------ DATA RECORDS

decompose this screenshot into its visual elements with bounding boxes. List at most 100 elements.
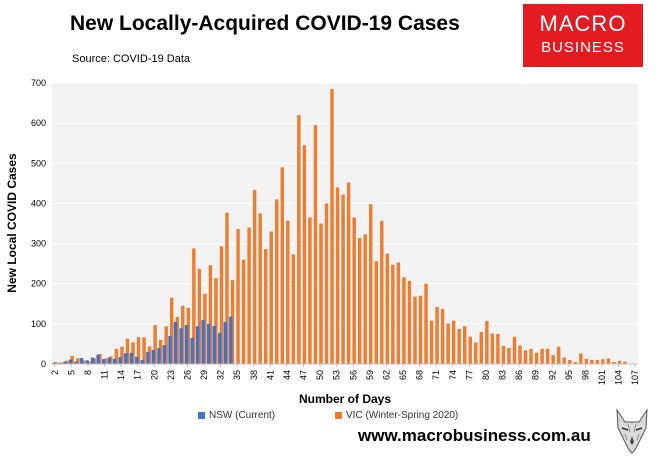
bar-vic: [192, 248, 196, 364]
x-tick-label: 26: [182, 370, 192, 380]
bar-nsw: [79, 357, 84, 364]
bar-vic: [391, 264, 395, 364]
y-tick-label: 400: [31, 198, 46, 208]
bar-vic: [335, 187, 340, 364]
x-tick-label: 56: [348, 370, 358, 380]
x-tick-label: 83: [498, 370, 508, 380]
bar-vic: [534, 352, 539, 364]
bar-vic: [374, 261, 378, 364]
gridlines: [52, 82, 638, 325]
bar-vic: [523, 350, 528, 364]
bar-vic: [352, 217, 356, 364]
x-tick-label: 104: [614, 370, 624, 385]
bar-vic: [297, 115, 301, 364]
bar-vic: [241, 259, 246, 364]
y-tick-label: 100: [31, 319, 46, 329]
bar-vic: [402, 277, 406, 364]
x-tick-label: 68: [415, 370, 425, 380]
chart-source: Source: COVID-19 Data: [72, 53, 190, 65]
chart-title: New Locally-Acquired COVID-19 Cases: [70, 12, 460, 35]
bar-nsw: [63, 361, 67, 364]
bar-vic: [413, 296, 417, 364]
bar-vic: [252, 189, 257, 364]
bar-vic: [208, 265, 213, 364]
bar-vic: [341, 194, 345, 364]
bar-vic: [98, 353, 102, 364]
bar-vic: [197, 268, 202, 364]
bar-vic: [269, 231, 273, 364]
bar-vic: [120, 346, 124, 364]
x-tick-label: 14: [116, 370, 126, 380]
y-tick-label: 200: [31, 279, 46, 289]
bar-nsw: [146, 351, 150, 364]
y-axis-title: New Local COVID Cases: [5, 153, 19, 293]
y-tick-label: 0: [41, 359, 46, 369]
bar-vic: [380, 220, 384, 364]
brand-line-business: BUSINESS: [541, 39, 625, 56]
bar-vic: [485, 321, 489, 364]
x-tick-label: 11: [100, 370, 110, 379]
bar-vic: [418, 295, 423, 364]
bar-vic: [263, 249, 268, 364]
x-tick-label: 5: [66, 370, 76, 375]
bar-nsw: [52, 362, 56, 364]
x-tick-label: 65: [398, 370, 408, 380]
bar-nsw: [195, 326, 200, 364]
bar-vic: [562, 357, 566, 364]
bar-vic: [291, 254, 296, 364]
x-tick-label: 77: [464, 370, 474, 380]
bar-nsw: [129, 352, 134, 364]
bar-vic: [396, 262, 401, 364]
bar-vic: [446, 323, 450, 364]
bar-vic: [236, 229, 240, 364]
bar-nsw: [90, 357, 95, 364]
bar-vic: [474, 342, 478, 364]
bar-vic: [424, 283, 428, 364]
bar-vic: [463, 326, 467, 364]
x-tick-label: 92: [547, 370, 557, 380]
x-tick-label: 62: [381, 370, 391, 380]
bar-nsw: [173, 321, 178, 364]
x-tick-label: 38: [249, 370, 259, 380]
x-tick-label: 41: [265, 370, 275, 380]
bar-vic: [601, 359, 605, 364]
bar-nsw: [101, 359, 106, 364]
x-tick-label: 107: [630, 370, 640, 385]
legend-label-vic: VIC (Winter-Spring 2020): [346, 410, 459, 421]
y-tick-label: 700: [31, 78, 46, 88]
bars: [52, 89, 627, 365]
bar-vic: [579, 353, 583, 364]
x-tick-label: 98: [580, 370, 590, 380]
bar-vic: [363, 234, 367, 364]
bar-nsw: [140, 359, 145, 364]
bar-nsw: [157, 347, 161, 364]
bar-vic: [280, 167, 284, 364]
bar-vic: [623, 361, 627, 364]
bar-vic: [286, 220, 290, 364]
bar-vic: [518, 345, 522, 364]
bar-vic: [92, 358, 97, 364]
bar-vic: [219, 246, 224, 364]
wolf-icon: [616, 408, 648, 454]
bar-vic: [501, 345, 506, 364]
bar-vic: [302, 145, 307, 364]
x-tick-label: 23: [166, 370, 176, 380]
x-tick-label: 32: [216, 370, 226, 380]
bar-vic: [308, 217, 312, 364]
bar-vic: [606, 358, 611, 364]
bar-vic: [76, 358, 80, 364]
bar-nsw: [201, 319, 205, 364]
bar-vic: [568, 359, 572, 364]
y-tick-label: 500: [31, 158, 46, 168]
bar-vic: [435, 306, 439, 364]
bar-nsw: [118, 357, 122, 364]
bar-vic: [429, 320, 434, 364]
x-tick-label: 53: [332, 370, 342, 380]
x-tick-label: 80: [481, 370, 491, 380]
bar-vic: [617, 360, 622, 364]
bar-vic: [573, 361, 577, 364]
bar-nsw: [168, 335, 172, 364]
bar-nsw: [223, 321, 227, 364]
y-axis-ticks: 0 100 200 300 400 500 600 700: [31, 78, 46, 369]
bar-vic: [214, 278, 218, 364]
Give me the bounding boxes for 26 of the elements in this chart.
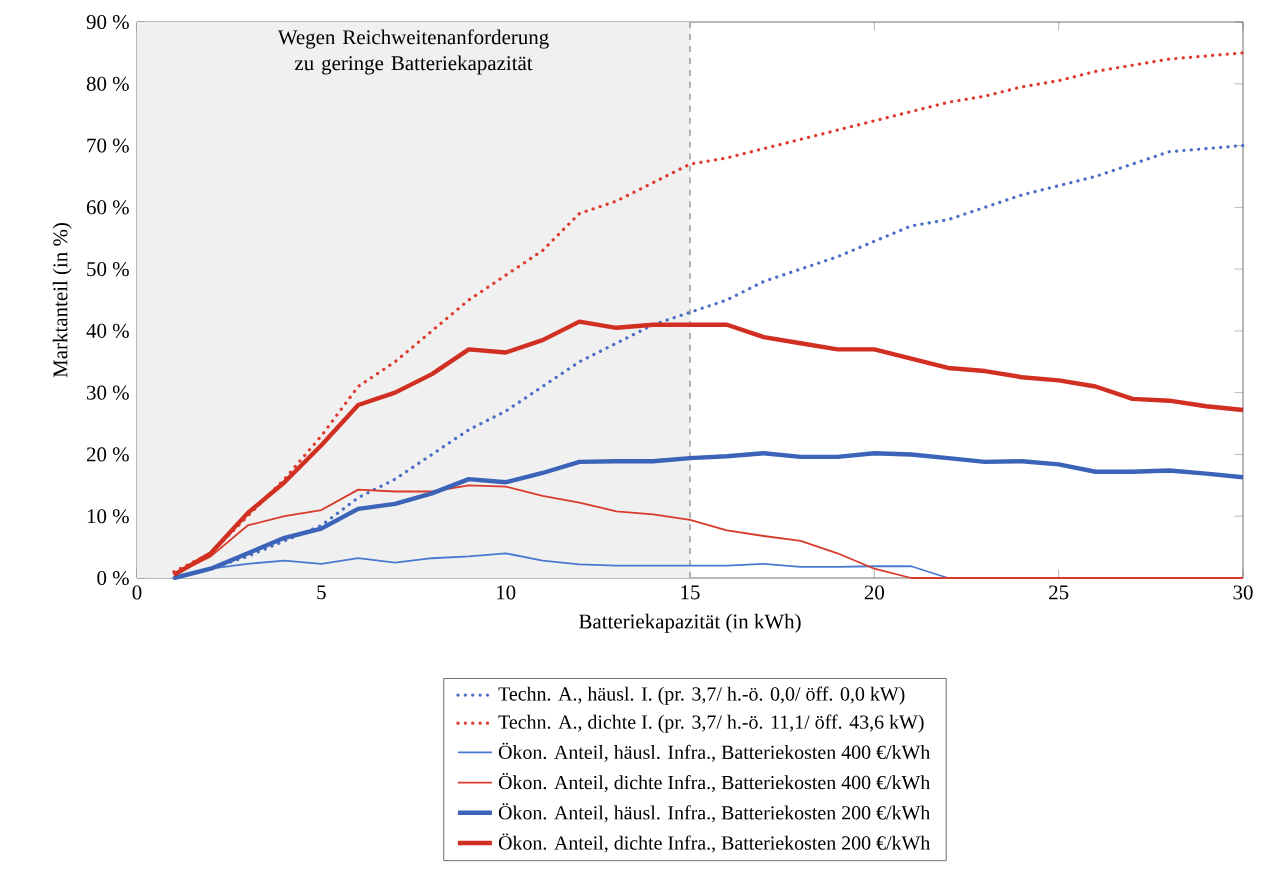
y-tick-label: 90 % (86, 14, 129, 30)
y-tick-label: 10 % (87, 509, 129, 524)
y-tick-label: 30 % (87, 385, 129, 400)
x-tick-label: 30 (1233, 585, 1253, 600)
legend-label: Techn. A., dichte I. (pr. 3,7/ h.-ö. 11,1/ öff. 43,6 kW) (498, 714, 924, 733)
legend-label: Ökon. Anteil, häusl. Infra., Batteriekosten 400 €/kWh (498, 742, 931, 762)
legend-label: Ökon. Anteil, häusl. Infra., Batteriekosten 200 €/kWh (498, 803, 931, 823)
x-tick-label: 20 (864, 585, 884, 600)
y-tick-label: 0 % (97, 570, 129, 586)
y-axis-title: Marktanteil (in %) (52, 223, 72, 378)
legend-label: Techn. A., häusl. I. (pr. 3,7/ h.-ö. 0,0/ öff. 0,0 kW) (498, 686, 905, 705)
x-tick-label: 0 (132, 585, 142, 600)
x-axis-title: Batteriekapazität (in kWh) (579, 613, 801, 633)
x-tick-label: 15 (681, 585, 700, 600)
y-tick-label: 20 % (86, 447, 129, 462)
band-label: Wegen Reichweitenanforderung zu geringe Batteriekapazität (277, 29, 549, 75)
y-tick-label: 50 % (87, 262, 129, 277)
x-tick-label: 10 (497, 585, 516, 600)
y-tick-label: 40 % (86, 323, 129, 338)
legend-label: Ökon. Anteil, dichte Infra., Batteriekosten 400 €/kWh (498, 772, 931, 793)
legend-label: Ökon. Anteil, dichte Infra., Batteriekosten 200 €/kWh (498, 833, 931, 853)
x-tick-label: 25 (1049, 585, 1069, 600)
y-tick-label: 60 % (86, 200, 129, 215)
y-tick-label: 80 % (86, 76, 129, 91)
x-tick-label: 5 (317, 585, 326, 600)
y-tick-label: 70 % (87, 138, 129, 153)
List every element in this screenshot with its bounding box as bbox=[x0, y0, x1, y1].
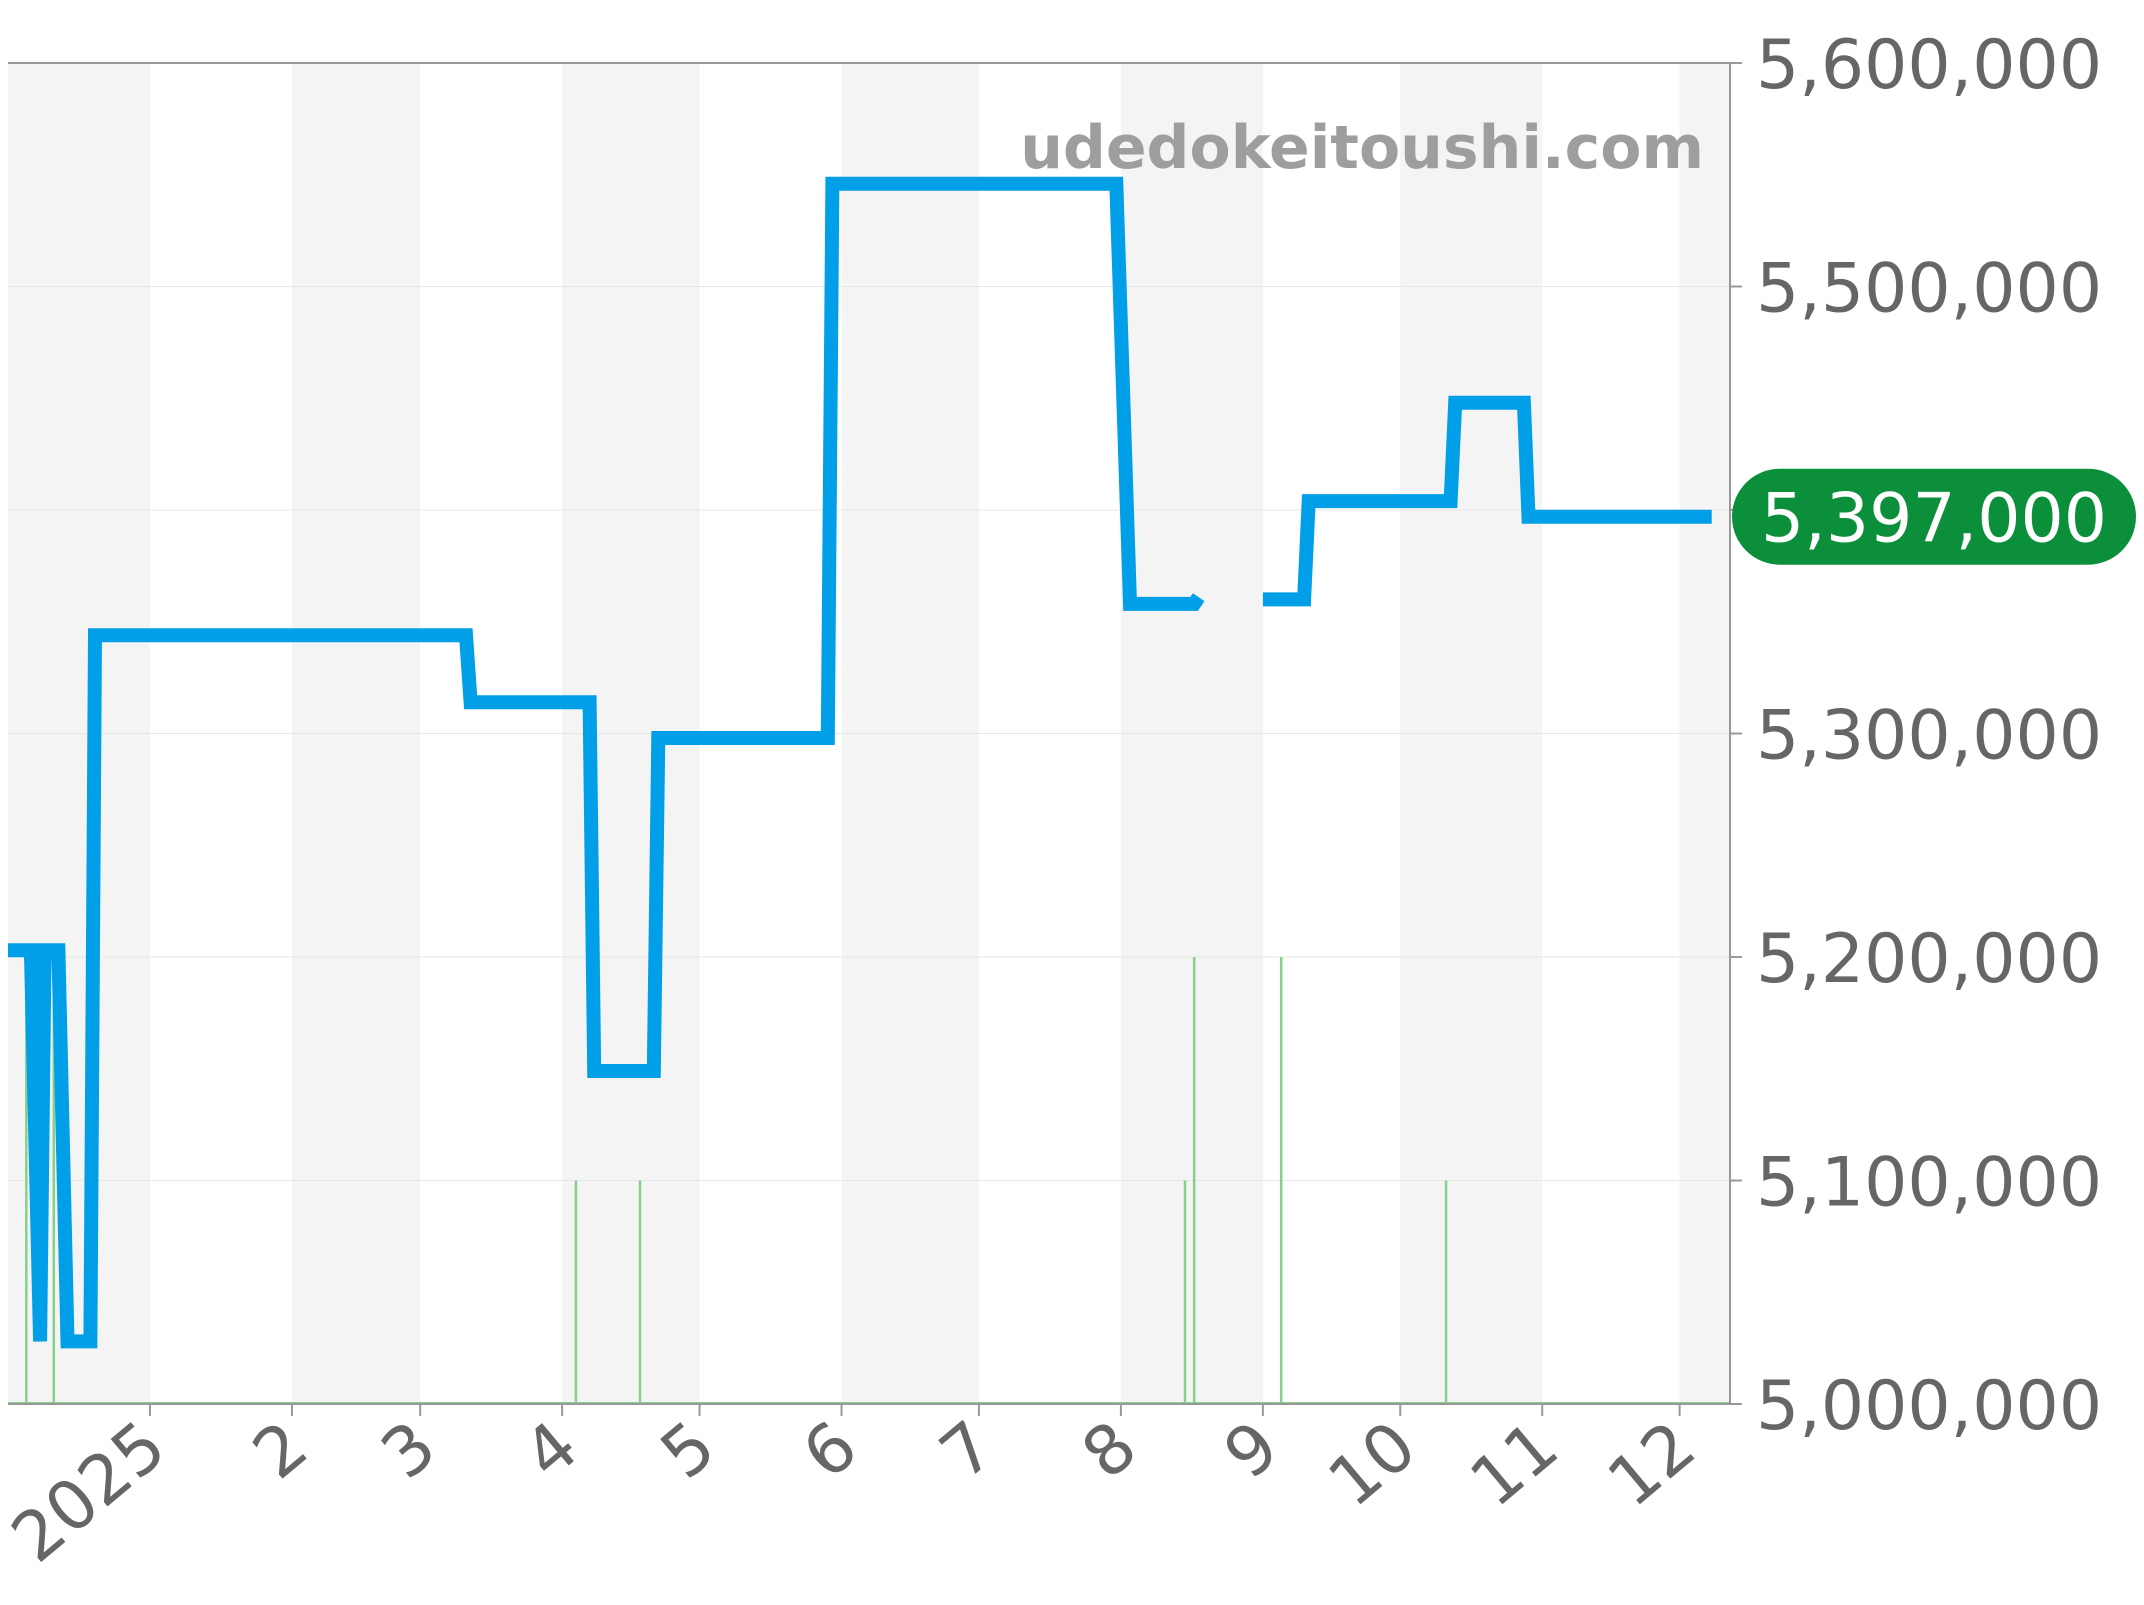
x-tick-label: 4 bbox=[509, 1407, 593, 1495]
x-tick-label: 2 bbox=[239, 1407, 323, 1495]
x-tick-label: 11 bbox=[1456, 1407, 1573, 1523]
x-tick-label: 5 bbox=[647, 1407, 731, 1495]
y-tick-label: 5,100,000 bbox=[1756, 1144, 2102, 1223]
badge-background bbox=[1732, 468, 2136, 565]
y-tick-label: 5,300,000 bbox=[1756, 697, 2102, 776]
x-axis-ticks: 2025 2 3 4 5 6 7 8 9 10 11 12 bbox=[0, 1404, 1711, 1578]
x-tick-label: 3 bbox=[367, 1407, 451, 1495]
x-tick-label: 7 bbox=[926, 1407, 1010, 1495]
y-axis-ticks: 5,000,0005,100,0005,200,0005,300,0005,40… bbox=[1730, 26, 2102, 1446]
x-tick-label: 10 bbox=[1314, 1407, 1431, 1523]
price-line-segment bbox=[1262, 395, 1712, 607]
last-value-badge: 5,397,000 bbox=[1732, 468, 2136, 565]
price-line-segment bbox=[8, 176, 1205, 1349]
y-tick-label: 5,600,000 bbox=[1756, 26, 2102, 105]
y-tick-label: 5,500,000 bbox=[1756, 250, 2102, 329]
y-tick-label: 5,200,000 bbox=[1756, 920, 2102, 999]
watermark-text: udedokeitoushi.com bbox=[1020, 113, 1704, 183]
x-tick-label: 9 bbox=[1210, 1407, 1294, 1495]
price-line bbox=[8, 176, 1712, 1349]
y-tick-label: 5,000,000 bbox=[1756, 1367, 2102, 1446]
x-tick-label: 6 bbox=[789, 1407, 873, 1495]
badge-label: 5,397,000 bbox=[1761, 480, 2107, 559]
x-tick-label: 12 bbox=[1593, 1407, 1710, 1523]
x-tick-label: 8 bbox=[1068, 1407, 1152, 1495]
x-tick-label: 2025 bbox=[0, 1407, 181, 1579]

------------

◆ REQUIRED TASK:
Can you render the lines of the items that start with the line containing "bar-vic: [192, 248, 196, 364]" and end with the line containing "y-tick-label: 100: [31, 319, 46, 329]", both included, as a numbered list without any blank lines?

◆ RESPONSE:
1. bar-vic: [192, 248, 196, 364]
2. x-tick-label: 26: [182, 370, 192, 380]
3. bar-nsw: [79, 357, 84, 364]
4. bar-vic: [391, 264, 395, 364]
5. y-tick-label: 400: [31, 198, 46, 208]
6. bar-vic: [335, 187, 340, 364]
7. x-tick-label: 56: [348, 370, 358, 380]
8. x-tick-label: 83: [498, 370, 508, 380]
9. bar-vic: [534, 352, 539, 364]
10. bar-vic: [374, 261, 378, 364]
11. gridlines: [52, 82, 638, 325]
12. bar-vic: [523, 350, 528, 364]
13. bar-vic: [352, 217, 356, 364]
14. x-tick-label: 104: [614, 370, 624, 385]
15. bar-vic: [297, 115, 301, 364]
16. bar-vic: [241, 259, 246, 364]
17. y-tick-label: 100: [31, 319, 46, 329]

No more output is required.